Task —
Return the data exactly, with all pictures removed.

(Stored entries)
════

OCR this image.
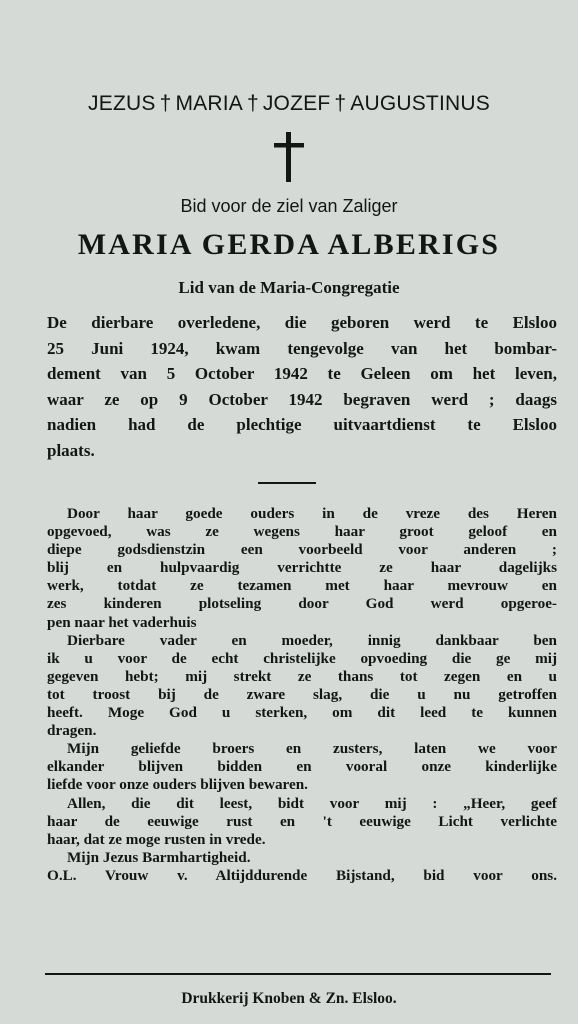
JEZUS † MARIA † JOZEF † AUGUSTINUS
Bid voor de ziel van Zaliger
MARIA GERDA ALBERIGS
Lid van de Maria-Congregatie
De dierbare overledene, die geboren werd te Elsloo
25 Juni 1924, kwam tengevolge van het bombar-
dement van 5 October 1942 te Geleen om het leven,
waar ze op 9 October 1942 begraven werd ; daags
nadien had de plechtige uitvaartdienst te Elsloo
plaats.
Door haar goede ouders in de vreze des Heren
opgevoed, was ze wegens haar groot geloof en
diepe godsdienstzin een voorbeeld voor anderen ;
blij en hulpvaardig verrichtte ze haar dagelijks
werk, totdat ze tezamen met haar mevrouw en
zes kinderen plotseling door God werd opgeroe-
pen naar het vaderhuis
Dierbare vader en moeder, innig dankbaar ben
ik u voor de echt christelijke opvoeding die ge mij
gegeven hebt; mij strekt ze thans tot zegen en u
tot troost bij de zware slag, die u nu getroffen
heeft. Moge God u sterken, om dit leed te kunnen
dragen.
Mijn geliefde broers en zusters, laten we voor
elkander blijven bidden en vooral onze kinderlijke
liefde voor onze ouders blijven bewaren.
Allen, die dit leest, bidt voor mij : „Heer, geef
haar de eeuwige rust en 't eeuwige Licht verlichte
haar, dat ze moge rusten in vrede.
Mijn Jezus Barmhartigheid.
O.L. Vrouw v. Altijddurende Bijstand, bid voor ons.
Drukkerij Knoben & Zn. Elsloo.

════

Solution to the problem —
OCR this image.
JEZUS † MARIA † JOZEF † AUGUSTINUS
Bid voor de ziel van Zaliger
MARIA GERDA ALBERIGS
Lid van de Maria-Congregatie
De dierbare overledene, die geboren werd te Elsloo
25 Juni 1924, kwam tengevolge van het bombar-
dement van 5 October 1942 te Geleen om het leven,
waar ze op 9 October 1942 begraven werd ; daags
nadien had de plechtige uitvaartdienst te Elsloo
plaats.
Door haar goede ouders in de vreze des Heren
opgevoed, was ze wegens haar groot geloof en
diepe godsdienstzin een voorbeeld voor anderen ;
blij en hulpvaardig verrichtte ze haar dagelijks
werk, totdat ze tezamen met haar mevrouw en
zes kinderen plotseling door God werd opgeroe-
pen naar het vaderhuis
Dierbare vader en moeder, innig dankbaar ben
ik u voor de echt christelijke opvoeding die ge mij
gegeven hebt; mij strekt ze thans tot zegen en u
tot troost bij de zware slag, die u nu getroffen
heeft. Moge God u sterken, om dit leed te kunnen
dragen.
Mijn geliefde broers en zusters, laten we voor
elkander blijven bidden en vooral onze kinderlijke
liefde voor onze ouders blijven bewaren.
Allen, die dit leest, bidt voor mij : „Heer, geef
haar de eeuwige rust en 't eeuwige Licht verlichte
haar, dat ze moge rusten in vrede.
Mijn Jezus Barmhartigheid.
O.L. Vrouw v. Altijddurende Bijstand, bid voor ons.
Drukkerij Knoben & Zn. Elsloo.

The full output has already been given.